[Data records]

__________

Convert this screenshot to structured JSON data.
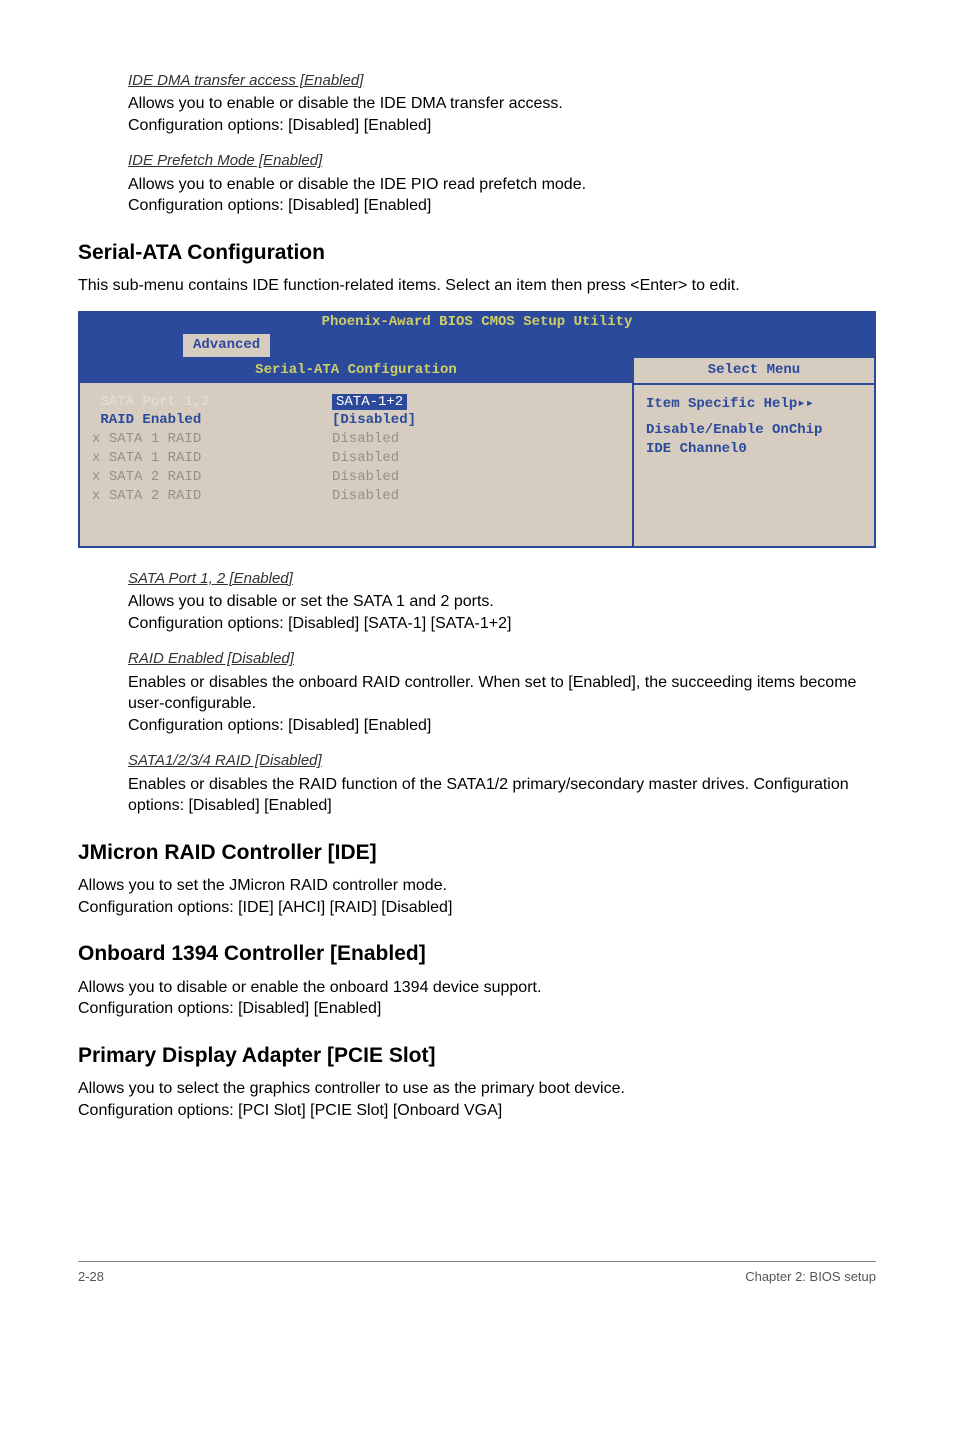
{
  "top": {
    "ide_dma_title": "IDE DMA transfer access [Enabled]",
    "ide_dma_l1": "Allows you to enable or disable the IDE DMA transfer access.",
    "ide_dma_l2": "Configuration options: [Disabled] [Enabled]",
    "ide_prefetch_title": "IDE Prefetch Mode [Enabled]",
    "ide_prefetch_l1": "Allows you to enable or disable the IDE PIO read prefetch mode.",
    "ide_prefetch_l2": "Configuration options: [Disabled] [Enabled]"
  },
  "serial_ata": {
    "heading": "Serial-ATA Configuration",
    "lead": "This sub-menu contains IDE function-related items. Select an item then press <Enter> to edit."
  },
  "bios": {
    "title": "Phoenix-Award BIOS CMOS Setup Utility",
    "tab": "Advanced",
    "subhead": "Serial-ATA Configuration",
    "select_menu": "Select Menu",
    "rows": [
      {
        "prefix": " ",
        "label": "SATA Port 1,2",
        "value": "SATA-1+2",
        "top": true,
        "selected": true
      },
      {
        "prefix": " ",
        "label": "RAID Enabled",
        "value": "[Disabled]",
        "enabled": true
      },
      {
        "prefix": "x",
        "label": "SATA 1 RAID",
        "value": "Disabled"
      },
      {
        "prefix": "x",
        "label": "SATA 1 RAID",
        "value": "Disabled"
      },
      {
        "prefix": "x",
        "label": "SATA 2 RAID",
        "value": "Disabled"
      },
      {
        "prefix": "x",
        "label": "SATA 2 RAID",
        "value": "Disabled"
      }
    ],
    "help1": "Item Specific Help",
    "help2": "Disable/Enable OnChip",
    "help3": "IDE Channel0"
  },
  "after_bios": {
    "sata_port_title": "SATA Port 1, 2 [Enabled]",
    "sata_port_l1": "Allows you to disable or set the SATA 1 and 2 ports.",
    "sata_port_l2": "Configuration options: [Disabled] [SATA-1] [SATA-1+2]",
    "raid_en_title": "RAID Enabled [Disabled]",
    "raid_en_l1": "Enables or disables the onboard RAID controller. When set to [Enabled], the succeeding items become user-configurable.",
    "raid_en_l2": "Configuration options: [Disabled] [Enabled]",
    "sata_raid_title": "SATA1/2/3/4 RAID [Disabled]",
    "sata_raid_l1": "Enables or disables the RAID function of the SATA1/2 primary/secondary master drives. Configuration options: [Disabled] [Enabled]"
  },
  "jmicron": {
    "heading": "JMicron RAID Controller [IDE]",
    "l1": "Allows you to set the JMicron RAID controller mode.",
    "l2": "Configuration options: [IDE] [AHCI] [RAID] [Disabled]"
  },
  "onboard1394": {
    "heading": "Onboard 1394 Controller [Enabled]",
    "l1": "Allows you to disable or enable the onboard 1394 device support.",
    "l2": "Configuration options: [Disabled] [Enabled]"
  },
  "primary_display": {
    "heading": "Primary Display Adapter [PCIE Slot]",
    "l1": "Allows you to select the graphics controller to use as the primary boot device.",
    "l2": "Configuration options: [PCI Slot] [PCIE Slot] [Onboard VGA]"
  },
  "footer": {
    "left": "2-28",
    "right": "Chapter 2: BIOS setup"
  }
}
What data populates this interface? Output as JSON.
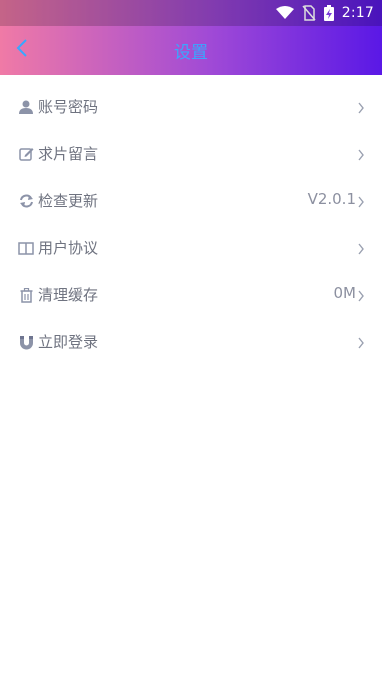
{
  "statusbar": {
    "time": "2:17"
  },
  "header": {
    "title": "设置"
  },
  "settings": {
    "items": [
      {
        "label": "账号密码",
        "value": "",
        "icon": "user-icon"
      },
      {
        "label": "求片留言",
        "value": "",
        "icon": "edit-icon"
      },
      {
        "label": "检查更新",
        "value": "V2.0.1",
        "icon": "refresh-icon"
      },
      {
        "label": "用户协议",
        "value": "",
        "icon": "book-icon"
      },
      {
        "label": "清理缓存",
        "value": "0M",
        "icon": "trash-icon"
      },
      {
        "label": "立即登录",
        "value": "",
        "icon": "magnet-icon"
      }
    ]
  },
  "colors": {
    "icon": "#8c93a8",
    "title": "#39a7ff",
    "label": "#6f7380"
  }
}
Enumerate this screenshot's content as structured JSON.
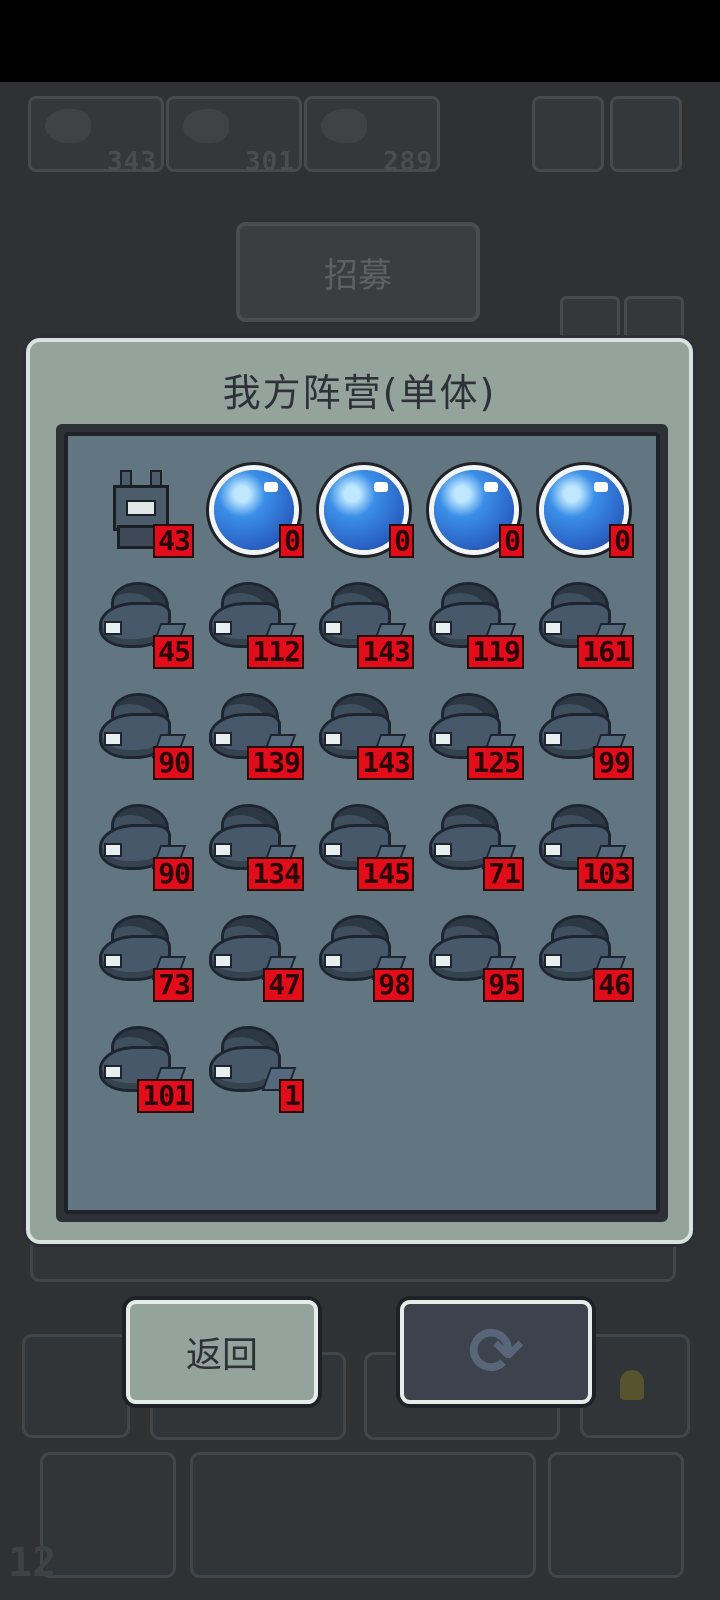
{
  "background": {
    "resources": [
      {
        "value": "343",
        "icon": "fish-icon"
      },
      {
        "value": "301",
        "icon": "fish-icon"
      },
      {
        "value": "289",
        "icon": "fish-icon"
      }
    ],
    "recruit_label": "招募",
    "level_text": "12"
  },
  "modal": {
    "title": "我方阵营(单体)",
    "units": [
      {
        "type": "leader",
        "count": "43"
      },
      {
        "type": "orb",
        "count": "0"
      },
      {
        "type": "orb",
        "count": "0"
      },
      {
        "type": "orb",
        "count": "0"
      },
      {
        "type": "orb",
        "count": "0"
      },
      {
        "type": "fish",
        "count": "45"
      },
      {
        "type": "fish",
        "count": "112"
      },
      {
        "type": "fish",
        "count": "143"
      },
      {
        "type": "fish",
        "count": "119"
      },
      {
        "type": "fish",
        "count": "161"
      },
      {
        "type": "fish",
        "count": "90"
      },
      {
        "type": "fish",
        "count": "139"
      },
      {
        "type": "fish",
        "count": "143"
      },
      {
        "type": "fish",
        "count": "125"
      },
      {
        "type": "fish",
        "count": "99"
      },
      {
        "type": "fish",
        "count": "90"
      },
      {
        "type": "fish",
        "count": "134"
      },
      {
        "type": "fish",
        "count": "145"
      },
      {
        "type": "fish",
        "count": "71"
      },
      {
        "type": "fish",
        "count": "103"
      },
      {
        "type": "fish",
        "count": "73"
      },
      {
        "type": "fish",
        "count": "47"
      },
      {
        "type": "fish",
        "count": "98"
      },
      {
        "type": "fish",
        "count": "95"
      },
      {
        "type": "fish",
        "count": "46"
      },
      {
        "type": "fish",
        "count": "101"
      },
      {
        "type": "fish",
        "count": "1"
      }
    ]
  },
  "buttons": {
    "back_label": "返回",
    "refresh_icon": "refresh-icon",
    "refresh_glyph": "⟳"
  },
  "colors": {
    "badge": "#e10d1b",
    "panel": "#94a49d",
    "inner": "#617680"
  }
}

__________

### Given task
Go through the data above and transcribe it in full, omitting any image.

### Reply to the task
Convert this screenshot to structured JSON data.
{
  "top": {
    "ide_dma_title": "IDE DMA transfer access [Enabled]",
    "ide_dma_l1": "Allows you to enable or disable the IDE DMA transfer access.",
    "ide_dma_l2": "Configuration options: [Disabled] [Enabled]",
    "ide_prefetch_title": "IDE Prefetch Mode [Enabled]",
    "ide_prefetch_l1": "Allows you to enable or disable the IDE PIO read prefetch mode.",
    "ide_prefetch_l2": "Configuration options: [Disabled] [Enabled]"
  },
  "serial_ata": {
    "heading": "Serial-ATA Configuration",
    "lead": "This sub-menu contains IDE function-related items. Select an item then press <Enter> to edit."
  },
  "bios": {
    "title": "Phoenix-Award BIOS CMOS Setup Utility",
    "tab": "Advanced",
    "subhead": "Serial-ATA Configuration",
    "select_menu": "Select Menu",
    "rows": [
      {
        "prefix": " ",
        "label": "SATA Port 1,2",
        "value": "SATA-1+2",
        "top": true,
        "selected": true
      },
      {
        "prefix": " ",
        "label": "RAID Enabled",
        "value": "[Disabled]",
        "enabled": true
      },
      {
        "prefix": "x",
        "label": "SATA 1 RAID",
        "value": "Disabled"
      },
      {
        "prefix": "x",
        "label": "SATA 1 RAID",
        "value": "Disabled"
      },
      {
        "prefix": "x",
        "label": "SATA 2 RAID",
        "value": "Disabled"
      },
      {
        "prefix": "x",
        "label": "SATA 2 RAID",
        "value": "Disabled"
      }
    ],
    "help1": "Item Specific Help",
    "help2": "Disable/Enable OnChip",
    "help3": "IDE Channel0"
  },
  "after_bios": {
    "sata_port_title": "SATA Port 1, 2 [Enabled]",
    "sata_port_l1": "Allows you to disable or set the SATA 1 and 2 ports.",
    "sata_port_l2": "Configuration options: [Disabled] [SATA-1] [SATA-1+2]",
    "raid_en_title": "RAID Enabled [Disabled]",
    "raid_en_l1": "Enables or disables the onboard RAID controller. When set to [Enabled], the succeeding items become user-configurable.",
    "raid_en_l2": "Configuration options: [Disabled] [Enabled]",
    "sata_raid_title": "SATA1/2/3/4 RAID [Disabled]",
    "sata_raid_l1": "Enables or disables the RAID function of the SATA1/2 primary/secondary master drives. Configuration options: [Disabled] [Enabled]"
  },
  "jmicron": {
    "heading": "JMicron RAID Controller [IDE]",
    "l1": "Allows you to set the JMicron RAID controller mode.",
    "l2": "Configuration options: [IDE] [AHCI] [RAID] [Disabled]"
  },
  "onboard1394": {
    "heading": "Onboard 1394 Controller [Enabled]",
    "l1": "Allows you to disable or enable the onboard 1394 device support.",
    "l2": "Configuration options: [Disabled] [Enabled]"
  },
  "primary_display": {
    "heading": "Primary Display Adapter [PCIE Slot]",
    "l1": "Allows you to select the graphics controller to use as the primary boot device.",
    "l2": "Configuration options: [PCI Slot] [PCIE Slot] [Onboard VGA]"
  },
  "footer": {
    "left": "2-28",
    "right": "Chapter 2: BIOS setup"
  }
}
What data populates this interface? Output as JSON.
{
  "statusbar": {
    "time": "2:17"
  },
  "header": {
    "title": "设置"
  },
  "settings": {
    "items": [
      {
        "label": "账号密码",
        "value": "",
        "icon": "user-icon"
      },
      {
        "label": "求片留言",
        "value": "",
        "icon": "edit-icon"
      },
      {
        "label": "检查更新",
        "value": "V2.0.1",
        "icon": "refresh-icon"
      },
      {
        "label": "用户协议",
        "value": "",
        "icon": "book-icon"
      },
      {
        "label": "清理缓存",
        "value": "0M",
        "icon": "trash-icon"
      },
      {
        "label": "立即登录",
        "value": "",
        "icon": "magnet-icon"
      }
    ]
  },
  "colors": {
    "icon": "#8c93a8",
    "title": "#39a7ff",
    "label": "#6f7380"
  }
}
Enumerate this screenshot's content as structured JSON.
{
  "background": {
    "resources": [
      {
        "value": "343",
        "icon": "fish-icon"
      },
      {
        "value": "301",
        "icon": "fish-icon"
      },
      {
        "value": "289",
        "icon": "fish-icon"
      }
    ],
    "recruit_label": "招募",
    "level_text": "12"
  },
  "modal": {
    "title": "我方阵营(单体)",
    "units": [
      {
        "type": "leader",
        "count": "43"
      },
      {
        "type": "orb",
        "count": "0"
      },
      {
        "type": "orb",
        "count": "0"
      },
      {
        "type": "orb",
        "count": "0"
      },
      {
        "type": "orb",
        "count": "0"
      },
      {
        "type": "fish",
        "count": "45"
      },
      {
        "type": "fish",
        "count": "112"
      },
      {
        "type": "fish",
        "count": "143"
      },
      {
        "type": "fish",
        "count": "119"
      },
      {
        "type": "fish",
        "count": "161"
      },
      {
        "type": "fish",
        "count": "90"
      },
      {
        "type": "fish",
        "count": "139"
      },
      {
        "type": "fish",
        "count": "143"
      },
      {
        "type": "fish",
        "count": "125"
      },
      {
        "type": "fish",
        "count": "99"
      },
      {
        "type": "fish",
        "count": "90"
      },
      {
        "type": "fish",
        "count": "134"
      },
      {
        "type": "fish",
        "count": "145"
      },
      {
        "type": "fish",
        "count": "71"
      },
      {
        "type": "fish",
        "count": "103"
      },
      {
        "type": "fish",
        "count": "73"
      },
      {
        "type": "fish",
        "count": "47"
      },
      {
        "type": "fish",
        "count": "98"
      },
      {
        "type": "fish",
        "count": "95"
      },
      {
        "type": "fish",
        "count": "46"
      },
      {
        "type": "fish",
        "count": "101"
      },
      {
        "type": "fish",
        "count": "1"
      }
    ]
  },
  "buttons": {
    "back_label": "返回",
    "refresh_icon": "refresh-icon",
    "refresh_glyph": "⟳"
  },
  "colors": {
    "badge": "#e10d1b",
    "panel": "#94a49d",
    "inner": "#617680"
  }
}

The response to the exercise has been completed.